**TEXTBLOCK:**

Süddeutsche Zeitung

Lokaltermin:Lukas

Ein Gastro-Märchen in der Provinz? In seiner Küche im österreichischen Schärding zeigt Lukas Kienbauer extremen Ehrgeiz. Für seine Gäste ist das wunderbar.

Von Max Scharnigg

"Drei Hauben in fünf Jahren" - so lautete das erklärte Ziel, als Lukas Kienbauer in Schärding sein Restaurant Lukas eröffnete. Damit nahm der damals gerade einmal 24-Jährige den Mund ganz schön voll. Doch zwei Jahre später hat er sich schon zwei Hauben erkocht und die dritte scheint in greifbarer Nähe. Ein Gastro-Märchen in der österreichischen Provinz? Max Scharnigg hat es sich Teller für Teller erzählen lassen.

Einer der auffälligsten Aspekte jener Küchenrevolution, die das Noma einst eingeleitet hat, ist ihre Jugend. Wo sich die Köche früher jahrzehntelang in verschiedenen Stationen bis zur Restaurant-Reife hochdienten, machen die besten Vertreter der neuen Küche heute schon knapp hinterm Stimmbruch ernst. Auch wenn man sich das Team in der offenen Küche des Restaurant Lukas anschaut, hat man das Gefühl, als wäre die C-Jugend des örtlichen Fußballvereins angetreten. Lauter sehr junge Gesichter, die ihrem Chef Lukas, 26, in stillvergnügter und souveräner Weise zuarbeiten. Dieser Lukas Kienbauer hat vor zwei Jahren einen Stunt hingelegt, als er in dem beschaulichen oberösterreichischen Grenzort Schärding am Inn ein kleines Spitzenrestaurant eröffnete. Ein begabter Jungkoch, ein paar Tische und viel Unerschrockenheit, das waren die Zutaten für dieses Experiment. Es ist offenbar geglückt, das ahnte man schon, als man am Telefon freundlich mitgeteilt bekam, dass die zwei Handvoll Tische an den Wochenenden langfristig ausgebucht sind.

**QUELLENAUSZUG:**
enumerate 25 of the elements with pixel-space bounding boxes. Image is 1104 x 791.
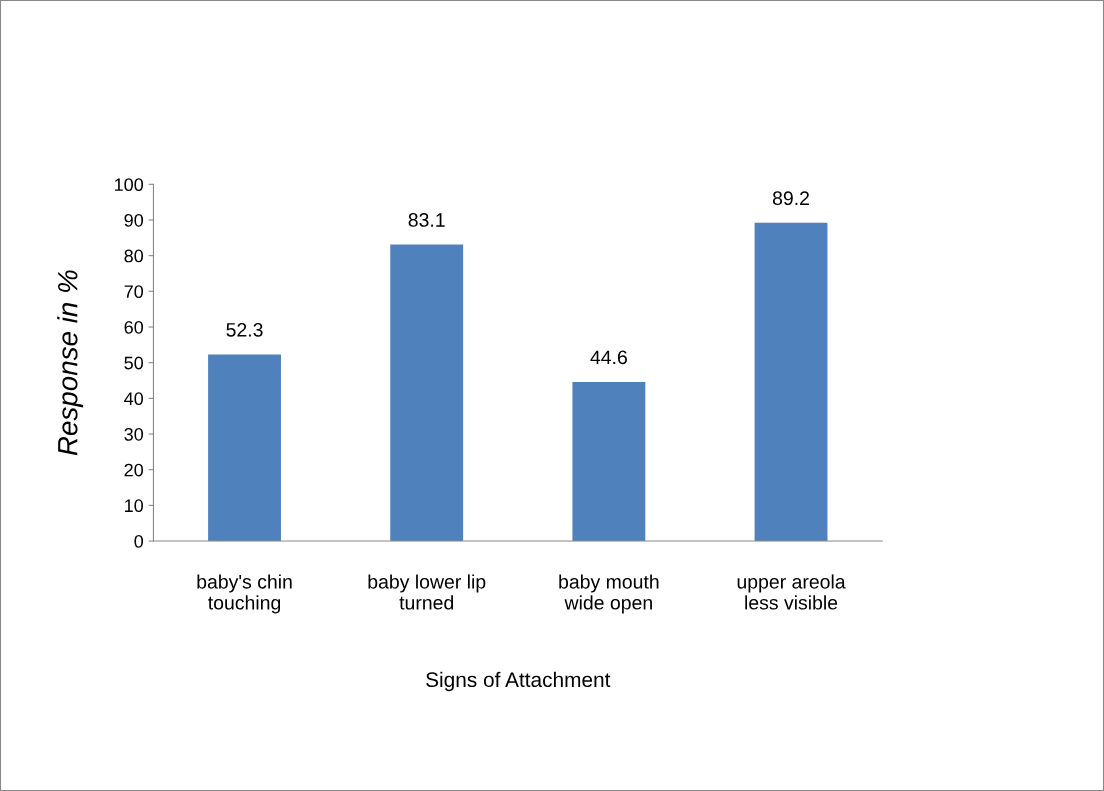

**ANFORDERUNGEN:**
• a. Wie alt war Lukas Kienbauer laut dem Artikel über das Restaurant Lukas, als er es in Schärding eröffnete?
• b. Setzen Sie den Artikel über das Restaurant Lukas in Schärding im Anschluss an seinen letzten Satz fort.

**SCHRIFTLICHE ANTWORTEN:**
• a. Er war damals 24 Jahre alt.

• b.
Dann eben unter der Woche nach Schärding, es ist von München in zwei Stunden erreichbar, und man fährt bis fast zum Schluss durchs niedliche Niederbayern. Sie haben Ihr Ziel erreicht - ein geschmackvoll gestaltetes altes Gewölbe mit Blick auf den barocken Stadtplatz. Alles, was in den ersten Minuten hier passiert, also Empfang, Stühle, Licht, Karte, erster Küchengruß - massiert das Gemüt aufs Angenehmste. Der Service im Lukas verdient besondere Beachtung, denn ihm gelingen in den nächsten Stunden Spagate, die in Hochküchen in Deutschland immer noch selten in Tateinheit zu erleben sind: der zwischen Aufmerksamkeit und Lässigkeit, zwischen Bescheidwissen, aber nicht Dozieren und zwischen Herzlichkeit und Eleganz.

Die puristische Karte verzeichnet drei Menüformate von vier Gängen (59 Euro) bis sechs Gängen (89) und eine dazu buchbare Getränkebegleitung, mit Alkohol (ab 34 Euro) oder ohne (ab 26). Schon der einfachste Aperitif - eine Dill-Limonade - verrät die Hingabe, mit der hier über die Ausgangsprodukte nachgedacht wird. So viel Dill, so viel Limonade! Wäre der Sommer schon im Innviertel angekommen, das wäre sein Getränk. Es folgen Kleinigkeiten, Forellentatar in einer Knusperolle, ein Stückchen geräuchertes Wildschwein nebst Püree von Mispeln, ein kleiner Laib Sauerteigbrot, den sich der Gast mit kräftiger Rotwein-Apfel-Entenleber-Paté bestreichen kann. Das Brot schmeckt ohne aber fast noch besser.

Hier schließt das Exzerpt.